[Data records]
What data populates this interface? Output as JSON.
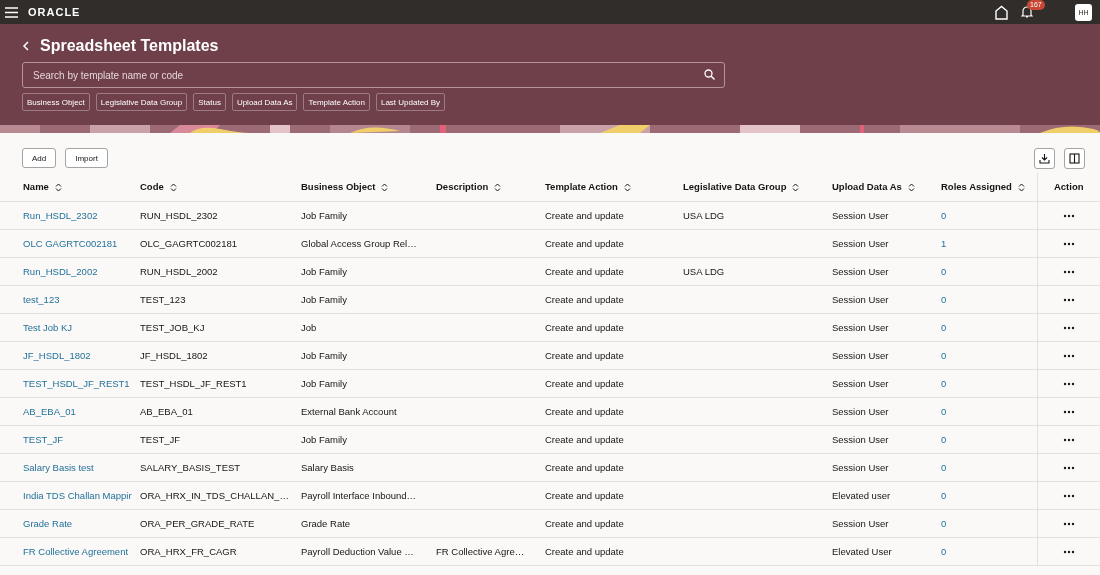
{
  "topbar": {
    "logo": "ORACLE",
    "notification_count": "167",
    "avatar": "HH"
  },
  "page": {
    "title": "Spreadsheet Templates",
    "search": {
      "placeholder": "Search by template name or code"
    },
    "filters": [
      "Business Object",
      "Legislative Data Group",
      "Status",
      "Upload Data As",
      "Template Action",
      "Last Updated By"
    ]
  },
  "toolbar": {
    "buttons": [
      "Add",
      "Import"
    ]
  },
  "table": {
    "columns": [
      {
        "label": "Name",
        "sortable": true
      },
      {
        "label": "Code",
        "sortable": true
      },
      {
        "label": "Business Object",
        "sortable": true
      },
      {
        "label": "Description",
        "sortable": true
      },
      {
        "label": "Template Action",
        "sortable": true
      },
      {
        "label": "Legislative Data Group",
        "sortable": true
      },
      {
        "label": "Upload Data As",
        "sortable": true
      },
      {
        "label": "Roles Assigned",
        "sortable": true
      },
      {
        "label": "Action",
        "sortable": false
      }
    ],
    "rows": [
      [
        "Run_HSDL_2302",
        "RUN_HSDL_2302",
        "Job Family",
        "",
        "Create and update",
        "USA LDG",
        "Session User",
        "0"
      ],
      [
        "OLC GAGRTC002181",
        "OLC_GAGRTC002181",
        "Global Access Group Rel…",
        "",
        "Create and update",
        "",
        "Session User",
        "1"
      ],
      [
        "Run_HSDL_2002",
        "RUN_HSDL_2002",
        "Job Family",
        "",
        "Create and update",
        "USA LDG",
        "Session User",
        "0"
      ],
      [
        "test_123",
        "TEST_123",
        "Job Family",
        "",
        "Create and update",
        "",
        "Session User",
        "0"
      ],
      [
        "Test Job KJ",
        "TEST_JOB_KJ",
        "Job",
        "",
        "Create and update",
        "",
        "Session User",
        "0"
      ],
      [
        "JF_HSDL_1802",
        "JF_HSDL_1802",
        "Job Family",
        "",
        "Create and update",
        "",
        "Session User",
        "0"
      ],
      [
        "TEST_HSDL_JF_REST1",
        "TEST_HSDL_JF_REST1",
        "Job Family",
        "",
        "Create and update",
        "",
        "Session User",
        "0"
      ],
      [
        "AB_EBA_01",
        "AB_EBA_01",
        "External Bank Account",
        "",
        "Create and update",
        "",
        "Session User",
        "0"
      ],
      [
        "TEST_JF",
        "TEST_JF",
        "Job Family",
        "",
        "Create and update",
        "",
        "Session User",
        "0"
      ],
      [
        "Salary Basis test",
        "SALARY_BASIS_TEST",
        "Salary Basis",
        "",
        "Create and update",
        "",
        "Session User",
        "0"
      ],
      [
        "India TDS Challan Mappir",
        "ORA_HRX_IN_TDS_CHALLAN_…",
        "Payroll Interface Inbound…",
        "",
        "Create and update",
        "",
        "Elevated user",
        "0"
      ],
      [
        "Grade Rate",
        "ORA_PER_GRADE_RATE",
        "Grade Rate",
        "",
        "Create and update",
        "",
        "Session User",
        "0"
      ],
      [
        "FR Collective Agreement",
        "ORA_HRX_FR_CAGR",
        "Payroll Deduction Value …",
        "FR Collective Agre…",
        "Create and update",
        "",
        "Elevated User",
        "0"
      ]
    ]
  }
}
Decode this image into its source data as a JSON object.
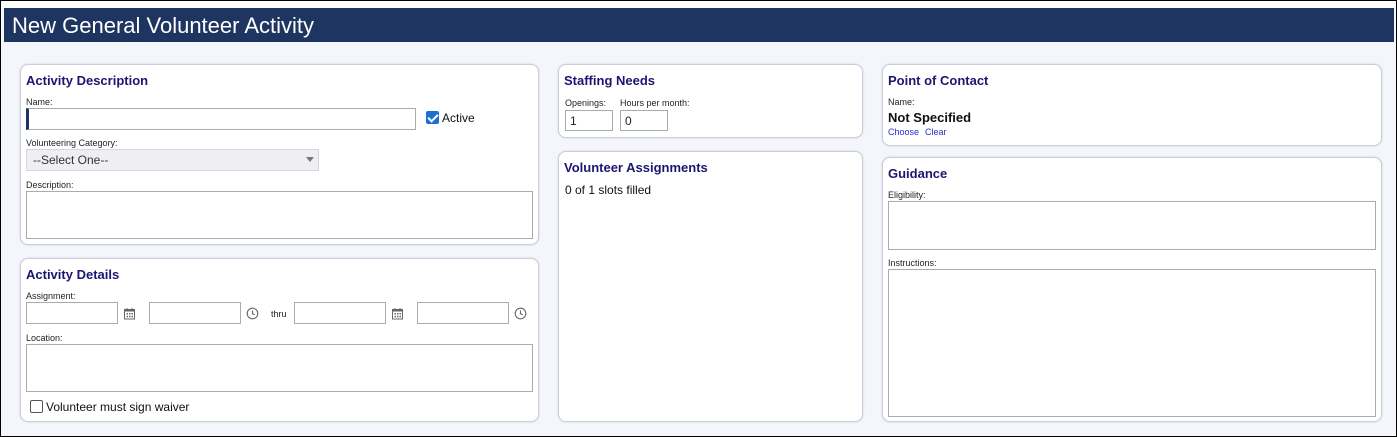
{
  "page": {
    "title": "New General Volunteer Activity"
  },
  "activity_description": {
    "heading": "Activity Description",
    "name_label": "Name:",
    "name_value": "",
    "active_label": "Active",
    "active_checked": true,
    "category_label": "Volunteering Category:",
    "category_selected": "--Select One--",
    "description_label": "Description:",
    "description_value": ""
  },
  "activity_details": {
    "heading": "Activity Details",
    "assignment_label": "Assignment:",
    "thru_label": "thru",
    "start_date": "",
    "start_time": "",
    "end_date": "",
    "end_time": "",
    "location_label": "Location:",
    "location_value": "",
    "waiver_label": "Volunteer must sign waiver",
    "waiver_checked": false
  },
  "staffing_needs": {
    "heading": "Staffing Needs",
    "openings_label": "Openings:",
    "openings_value": "1",
    "hours_label": "Hours per month:",
    "hours_value": "0"
  },
  "volunteer_assignments": {
    "heading": "Volunteer Assignments",
    "status": "0 of 1 slots filled"
  },
  "point_of_contact": {
    "heading": "Point of Contact",
    "name_label": "Name:",
    "name_value": "Not Specified",
    "choose_link": "Choose",
    "clear_link": "Clear"
  },
  "guidance": {
    "heading": "Guidance",
    "eligibility_label": "Eligibility:",
    "eligibility_value": "",
    "instructions_label": "Instructions:",
    "instructions_value": ""
  },
  "colors": {
    "title_bar": "#1f3561",
    "heading_text": "#1c1670",
    "checkbox_accent": "#1f6fd1",
    "link": "#2a2ad0"
  },
  "icons": {
    "date_picker": "calendar-icon",
    "time_picker": "clock-icon"
  }
}
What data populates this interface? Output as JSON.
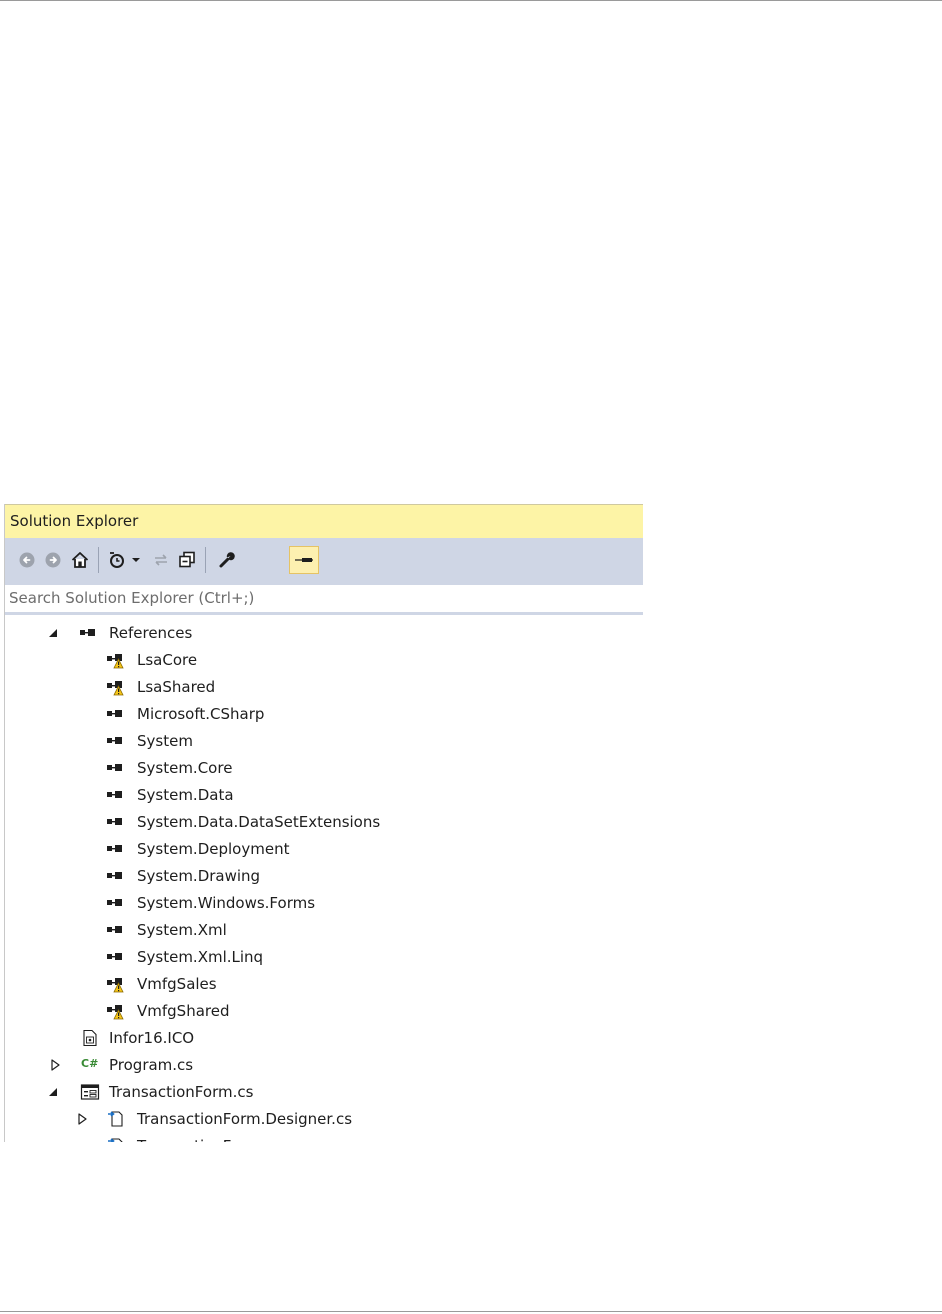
{
  "panel": {
    "title": "Solution Explorer",
    "search_placeholder": "Search Solution Explorer (Ctrl+;)"
  },
  "toolbar": [
    {
      "icon": "back-arrow-icon"
    },
    {
      "icon": "forward-arrow-icon"
    },
    {
      "icon": "home-icon"
    },
    {
      "icon": "pending-changes-filter-icon"
    },
    {
      "icon": "sync-icon"
    },
    {
      "icon": "collapse-all-icon"
    },
    {
      "icon": "properties-wrench-icon"
    },
    {
      "icon": "preview-selected-items-icon"
    }
  ],
  "tree": {
    "references_label": "References",
    "references": [
      {
        "label": "LsaCore",
        "warning": true
      },
      {
        "label": "LsaShared",
        "warning": true
      },
      {
        "label": "Microsoft.CSharp",
        "warning": false
      },
      {
        "label": "System",
        "warning": false
      },
      {
        "label": "System.Core",
        "warning": false
      },
      {
        "label": "System.Data",
        "warning": false
      },
      {
        "label": "System.Data.DataSetExtensions",
        "warning": false
      },
      {
        "label": "System.Deployment",
        "warning": false
      },
      {
        "label": "System.Drawing",
        "warning": false
      },
      {
        "label": "System.Windows.Forms",
        "warning": false
      },
      {
        "label": "System.Xml",
        "warning": false
      },
      {
        "label": "System.Xml.Linq",
        "warning": false
      },
      {
        "label": "VmfgSales",
        "warning": true
      },
      {
        "label": "VmfgShared",
        "warning": true
      }
    ],
    "files": {
      "icon_file": "Infor16.ICO",
      "program": "Program.cs",
      "csharp_badge": "C#",
      "transaction_form": "TransactionForm.cs",
      "designer": "TransactionForm.Designer.cs",
      "resx": "TransactionForm.resx"
    }
  }
}
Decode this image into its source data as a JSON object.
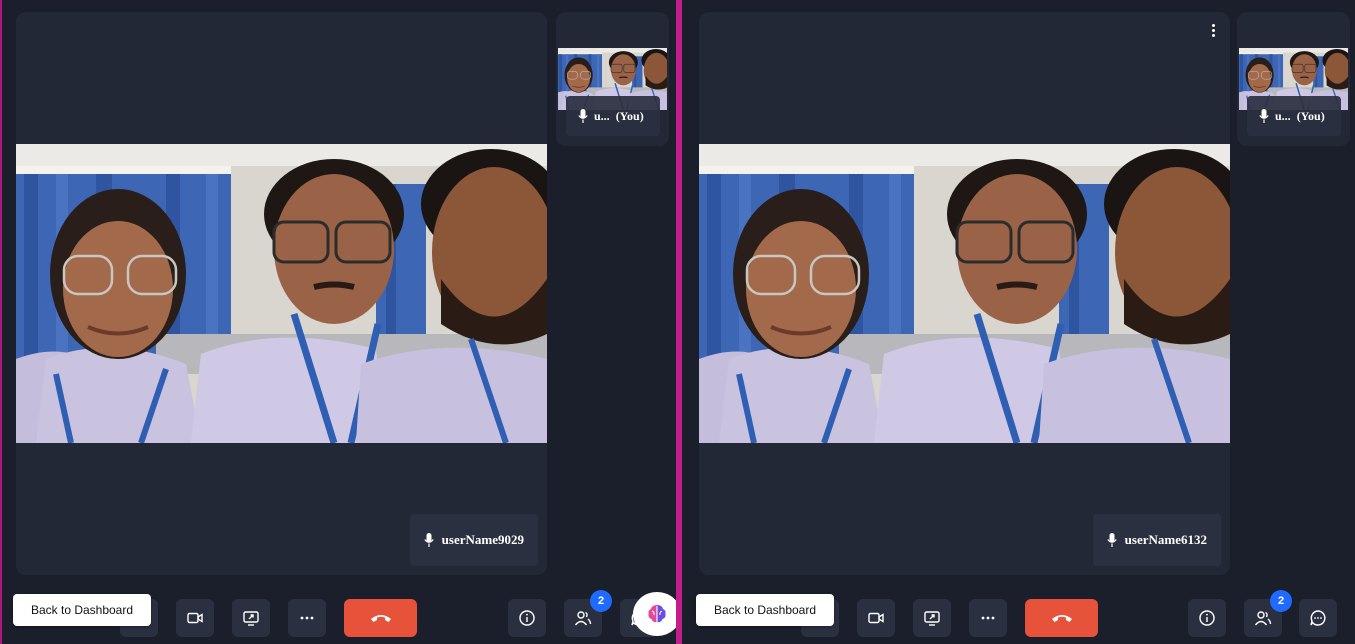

▶ [Goal]: Copy the records above exactly, omitting every picture.

▶ [Written solution]:
What data populates this interface? Output as JSON.
{
  "topbar": {
    "logo": "ORACLE",
    "notification_count": "167",
    "avatar": "HH"
  },
  "page": {
    "title": "Spreadsheet Templates",
    "search": {
      "placeholder": "Search by template name or code"
    },
    "filters": [
      "Business Object",
      "Legislative Data Group",
      "Status",
      "Upload Data As",
      "Template Action",
      "Last Updated By"
    ]
  },
  "toolbar": {
    "buttons": [
      "Add",
      "Import"
    ]
  },
  "table": {
    "columns": [
      {
        "label": "Name",
        "sortable": true
      },
      {
        "label": "Code",
        "sortable": true
      },
      {
        "label": "Business Object",
        "sortable": true
      },
      {
        "label": "Description",
        "sortable": true
      },
      {
        "label": "Template Action",
        "sortable": true
      },
      {
        "label": "Legislative Data Group",
        "sortable": true
      },
      {
        "label": "Upload Data As",
        "sortable": true
      },
      {
        "label": "Roles Assigned",
        "sortable": true
      },
      {
        "label": "Action",
        "sortable": false
      }
    ],
    "rows": [
      [
        "Run_HSDL_2302",
        "RUN_HSDL_2302",
        "Job Family",
        "",
        "Create and update",
        "USA LDG",
        "Session User",
        "0"
      ],
      [
        "OLC GAGRTC002181",
        "OLC_GAGRTC002181",
        "Global Access Group Rel…",
        "",
        "Create and update",
        "",
        "Session User",
        "1"
      ],
      [
        "Run_HSDL_2002",
        "RUN_HSDL_2002",
        "Job Family",
        "",
        "Create and update",
        "USA LDG",
        "Session User",
        "0"
      ],
      [
        "test_123",
        "TEST_123",
        "Job Family",
        "",
        "Create and update",
        "",
        "Session User",
        "0"
      ],
      [
        "Test Job KJ",
        "TEST_JOB_KJ",
        "Job",
        "",
        "Create and update",
        "",
        "Session User",
        "0"
      ],
      [
        "JF_HSDL_1802",
        "JF_HSDL_1802",
        "Job Family",
        "",
        "Create and update",
        "",
        "Session User",
        "0"
      ],
      [
        "TEST_HSDL_JF_REST1",
        "TEST_HSDL_JF_REST1",
        "Job Family",
        "",
        "Create and update",
        "",
        "Session User",
        "0"
      ],
      [
        "AB_EBA_01",
        "AB_EBA_01",
        "External Bank Account",
        "",
        "Create and update",
        "",
        "Session User",
        "0"
      ],
      [
        "TEST_JF",
        "TEST_JF",
        "Job Family",
        "",
        "Create and update",
        "",
        "Session User",
        "0"
      ],
      [
        "Salary Basis test",
        "SALARY_BASIS_TEST",
        "Salary Basis",
        "",
        "Create and update",
        "",
        "Session User",
        "0"
      ],
      [
        "India TDS Challan Mappir",
        "ORA_HRX_IN_TDS_CHALLAN_…",
        "Payroll Interface Inbound…",
        "",
        "Create and update",
        "",
        "Elevated user",
        "0"
      ],
      [
        "Grade Rate",
        "ORA_PER_GRADE_RATE",
        "Grade Rate",
        "",
        "Create and update",
        "",
        "Session User",
        "0"
      ],
      [
        "FR Collective Agreement",
        "ORA_HRX_FR_CAGR",
        "Payroll Deduction Value …",
        "FR Collective Agre…",
        "Create and update",
        "",
        "Elevated User",
        "0"
      ]
    ]
  }
}
Decode this image into its source data as a JSON object.
{
  "page": {
    "title": "New General Volunteer Activity"
  },
  "activity_description": {
    "heading": "Activity Description",
    "name_label": "Name:",
    "name_value": "",
    "active_label": "Active",
    "active_checked": true,
    "category_label": "Volunteering Category:",
    "category_selected": "--Select One--",
    "description_label": "Description:",
    "description_value": ""
  },
  "activity_details": {
    "heading": "Activity Details",
    "assignment_label": "Assignment:",
    "thru_label": "thru",
    "start_date": "",
    "start_time": "",
    "end_date": "",
    "end_time": "",
    "location_label": "Location:",
    "location_value": "",
    "waiver_label": "Volunteer must sign waiver",
    "waiver_checked": false
  },
  "staffing_needs": {
    "heading": "Staffing Needs",
    "openings_label": "Openings:",
    "openings_value": "1",
    "hours_label": "Hours per month:",
    "hours_value": "0"
  },
  "volunteer_assignments": {
    "heading": "Volunteer Assignments",
    "status": "0 of 1 slots filled"
  },
  "point_of_contact": {
    "heading": "Point of Contact",
    "name_label": "Name:",
    "name_value": "Not Specified",
    "choose_link": "Choose",
    "clear_link": "Clear"
  },
  "guidance": {
    "heading": "Guidance",
    "eligibility_label": "Eligibility:",
    "eligibility_value": "",
    "instructions_label": "Instructions:",
    "instructions_value": ""
  },
  "colors": {
    "title_bar": "#1f3561",
    "heading_text": "#1c1670",
    "checkbox_accent": "#1f6fd1",
    "link": "#2a2ad0"
  },
  "icons": {
    "date_picker": "calendar-icon",
    "time_picker": "clock-icon"
  }
}
What data populates this interface? Output as JSON.
{
  "panel": {
    "title": "Solution Explorer",
    "search_placeholder": "Search Solution Explorer (Ctrl+;)"
  },
  "toolbar": [
    {
      "icon": "back-arrow-icon"
    },
    {
      "icon": "forward-arrow-icon"
    },
    {
      "icon": "home-icon"
    },
    {
      "icon": "pending-changes-filter-icon"
    },
    {
      "icon": "sync-icon"
    },
    {
      "icon": "collapse-all-icon"
    },
    {
      "icon": "properties-wrench-icon"
    },
    {
      "icon": "preview-selected-items-icon"
    }
  ],
  "tree": {
    "references_label": "References",
    "references": [
      {
        "label": "LsaCore",
        "warning": true
      },
      {
        "label": "LsaShared",
        "warning": true
      },
      {
        "label": "Microsoft.CSharp",
        "warning": false
      },
      {
        "label": "System",
        "warning": false
      },
      {
        "label": "System.Core",
        "warning": false
      },
      {
        "label": "System.Data",
        "warning": false
      },
      {
        "label": "System.Data.DataSetExtensions",
        "warning": false
      },
      {
        "label": "System.Deployment",
        "warning": false
      },
      {
        "label": "System.Drawing",
        "warning": false
      },
      {
        "label": "System.Windows.Forms",
        "warning": false
      },
      {
        "label": "System.Xml",
        "warning": false
      },
      {
        "label": "System.Xml.Linq",
        "warning": false
      },
      {
        "label": "VmfgSales",
        "warning": true
      },
      {
        "label": "VmfgShared",
        "warning": true
      }
    ],
    "files": {
      "icon_file": "Infor16.ICO",
      "program": "Program.cs",
      "csharp_badge": "C#",
      "transaction_form": "TransactionForm.cs",
      "designer": "TransactionForm.Designer.cs",
      "resx": "TransactionForm.resx"
    }
  }
}
Decode this image into its source data as a JSON object.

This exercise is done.